**TEXTO DE ORIGEN**
☆ ☆ ☆
El primer obligado a fijar postura es el diputado federal Ricardo Astudillo Suárez, dirigente real del Verde en el estado. En Querétaro nadie ignora que el partido funciona como una franquicia con mando claro y estructuras bien identificadas. Si las personas señaladas actúan por cuenta propia, el partido tendría que deslindarse con rapidez y presentar denuncias. Si, por el contrario, se trata de operadores vinculados a su estructura territorial, el asunto escala porque implicaría el uso de promesas falsas para construir base política y recopilar información electoral de ciudadanos.
Pedir copia de la credencial de elector bajo la promesa de un apoyo que no existe puede convertirse en un mecanismo de control político y de manipulación electoral. En un estado como Querétaro, donde la competencia política se intensifica rumbo a 2027, cualquier intento de inflar estructuras mediante afiliaciones obtenidas bajo engaño rompe con reglas mínimas de competencia democrática. La afiliación partidista es un derecho ciudadano, pero debe ser voluntaria e informada y sin jugar con la necesidad d elas personas.
El Partido Verde en Querétaro carga además con una historia conocida de acuerdos políticos pragmáticos. Durante años ha operado como fuerza bisagra, capaz de negociar con distintas fuerzas según la coyuntura. Ha acompañado proyectos con el PAN y también ha caminado con Morena en otros escenarios del país. Esa lógica de conveniencia lo coloca hoy en una posición incómoda rumbo al proceso de 2027: tendrá que decidir si se alinea con alguno de los bloques dominantes o si intenta competir solo para mantener margen de negociación.
☆ ☆ ☆
**DATOS DE ORIGEN**
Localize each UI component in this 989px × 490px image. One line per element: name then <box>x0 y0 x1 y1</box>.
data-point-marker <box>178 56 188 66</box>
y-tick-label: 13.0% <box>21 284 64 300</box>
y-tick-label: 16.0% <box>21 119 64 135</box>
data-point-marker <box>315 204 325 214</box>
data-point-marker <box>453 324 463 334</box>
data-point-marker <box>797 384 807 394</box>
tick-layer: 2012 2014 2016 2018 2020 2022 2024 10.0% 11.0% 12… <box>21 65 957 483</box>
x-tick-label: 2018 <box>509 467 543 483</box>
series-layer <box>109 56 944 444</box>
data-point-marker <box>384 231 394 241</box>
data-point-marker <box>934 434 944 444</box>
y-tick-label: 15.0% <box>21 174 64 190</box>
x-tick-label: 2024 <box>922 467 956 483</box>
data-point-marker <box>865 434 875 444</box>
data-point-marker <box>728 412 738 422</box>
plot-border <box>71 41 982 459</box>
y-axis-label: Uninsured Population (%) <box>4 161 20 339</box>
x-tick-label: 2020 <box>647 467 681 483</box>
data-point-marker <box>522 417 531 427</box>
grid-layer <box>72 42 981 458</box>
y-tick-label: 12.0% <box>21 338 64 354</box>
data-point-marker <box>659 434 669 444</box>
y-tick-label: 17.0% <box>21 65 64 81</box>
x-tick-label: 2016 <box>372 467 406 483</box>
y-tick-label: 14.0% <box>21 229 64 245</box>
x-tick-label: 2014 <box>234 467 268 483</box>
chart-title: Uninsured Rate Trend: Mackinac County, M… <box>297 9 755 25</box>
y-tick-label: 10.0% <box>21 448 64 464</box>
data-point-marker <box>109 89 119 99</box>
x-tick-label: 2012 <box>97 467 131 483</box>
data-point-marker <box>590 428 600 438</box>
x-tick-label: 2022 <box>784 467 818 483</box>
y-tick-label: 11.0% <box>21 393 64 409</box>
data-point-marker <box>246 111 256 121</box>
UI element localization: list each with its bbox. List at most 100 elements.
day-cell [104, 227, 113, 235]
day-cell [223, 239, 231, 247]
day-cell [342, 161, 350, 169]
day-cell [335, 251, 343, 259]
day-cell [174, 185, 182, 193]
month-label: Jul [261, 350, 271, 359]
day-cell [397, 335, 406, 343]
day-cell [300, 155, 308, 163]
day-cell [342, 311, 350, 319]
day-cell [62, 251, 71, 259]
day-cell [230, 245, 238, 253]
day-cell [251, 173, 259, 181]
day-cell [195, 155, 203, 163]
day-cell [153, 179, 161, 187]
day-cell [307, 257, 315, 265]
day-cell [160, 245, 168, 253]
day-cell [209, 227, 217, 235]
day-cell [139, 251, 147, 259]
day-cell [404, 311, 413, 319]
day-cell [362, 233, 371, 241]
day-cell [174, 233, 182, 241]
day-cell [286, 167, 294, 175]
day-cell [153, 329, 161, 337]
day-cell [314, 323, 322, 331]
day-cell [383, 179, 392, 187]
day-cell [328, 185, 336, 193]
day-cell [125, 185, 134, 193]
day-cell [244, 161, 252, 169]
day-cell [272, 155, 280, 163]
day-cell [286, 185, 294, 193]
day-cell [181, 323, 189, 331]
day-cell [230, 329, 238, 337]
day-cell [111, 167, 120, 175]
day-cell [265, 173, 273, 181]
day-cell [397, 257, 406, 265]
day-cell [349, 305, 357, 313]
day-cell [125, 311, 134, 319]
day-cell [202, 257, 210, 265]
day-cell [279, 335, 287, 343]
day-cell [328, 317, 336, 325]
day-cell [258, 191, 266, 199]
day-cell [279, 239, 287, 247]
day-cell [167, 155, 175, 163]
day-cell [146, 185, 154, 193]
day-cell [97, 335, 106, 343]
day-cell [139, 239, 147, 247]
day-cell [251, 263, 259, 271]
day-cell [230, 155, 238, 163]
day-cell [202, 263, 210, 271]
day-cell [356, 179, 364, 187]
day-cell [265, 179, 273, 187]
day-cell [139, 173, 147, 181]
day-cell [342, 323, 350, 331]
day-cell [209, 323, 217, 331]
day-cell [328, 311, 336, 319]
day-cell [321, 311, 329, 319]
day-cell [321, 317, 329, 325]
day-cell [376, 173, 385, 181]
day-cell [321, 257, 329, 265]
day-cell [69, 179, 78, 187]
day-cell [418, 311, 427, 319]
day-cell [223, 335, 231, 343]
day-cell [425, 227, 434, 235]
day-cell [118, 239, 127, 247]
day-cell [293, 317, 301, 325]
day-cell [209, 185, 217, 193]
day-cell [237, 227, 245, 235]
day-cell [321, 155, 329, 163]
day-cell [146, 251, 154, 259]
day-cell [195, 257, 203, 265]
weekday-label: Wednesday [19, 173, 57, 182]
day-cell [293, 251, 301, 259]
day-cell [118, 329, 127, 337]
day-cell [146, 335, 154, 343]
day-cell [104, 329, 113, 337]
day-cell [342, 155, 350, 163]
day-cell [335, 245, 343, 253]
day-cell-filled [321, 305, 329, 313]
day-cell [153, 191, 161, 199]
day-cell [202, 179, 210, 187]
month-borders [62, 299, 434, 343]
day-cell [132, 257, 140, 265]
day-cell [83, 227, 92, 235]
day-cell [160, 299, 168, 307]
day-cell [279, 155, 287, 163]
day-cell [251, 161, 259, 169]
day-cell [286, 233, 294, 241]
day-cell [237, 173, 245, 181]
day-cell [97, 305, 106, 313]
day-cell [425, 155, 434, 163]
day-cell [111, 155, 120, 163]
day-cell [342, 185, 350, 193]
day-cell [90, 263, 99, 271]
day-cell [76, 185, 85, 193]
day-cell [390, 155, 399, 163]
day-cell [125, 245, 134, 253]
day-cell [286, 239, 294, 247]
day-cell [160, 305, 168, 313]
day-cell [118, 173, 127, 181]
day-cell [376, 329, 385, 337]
☆ ☆ ☆
**TAREAS Y EJERCICIOS**
[1] Indique si cada uno de los siguientes enunciados concuerda con el texto sobre el Partido Verde en Querétaro. Responda sí o no y cite literalmente las palabras del texto que lo deciden: (a) El partido ha acompañado proyectos con el PAN. (b) La afiliación partidista debe ser obligatoria. (c) La competencia política en Querétaro disminuye rumbo a 2027.
[2] Continúe el texto sobre el Partido Verde en Querétaro a partir de su última oración.

**RESPUESTAS POR TAREA**
[1]
(a) Sí: "Ha acompañado proyectos con el PAN".
(b) No: "debe ser voluntaria e informada".
(c) No: "la competencia política se intensifica rumbo a 2027".

[2]
En ese contexto, cualquier práctica que busque engrosar padrones o construir estructuras mediante promesas falsas termina siendo un problema político serio. Porque si algo queda claro en este episodio es que condicionar apoyos reales o inventados a una afiliación partidista no solo es éticamente cuestionable, también coloca al partido en una zona de riesgo legal y político.
Mientras en el Congreso de Querétaro hay temas urgentes que siguen esperando discusión seria, como las reformas esperadas; la diputada panista Juliana Quintanar decide colocar nuevamente en la agenda el tema del aborto para fijar postura ideológica. En una Legislatura con pendientes acumulados, insistir en debates que polarizan sin que exista una discusión legislativa inmediata parece más un mensaje político y una caja china.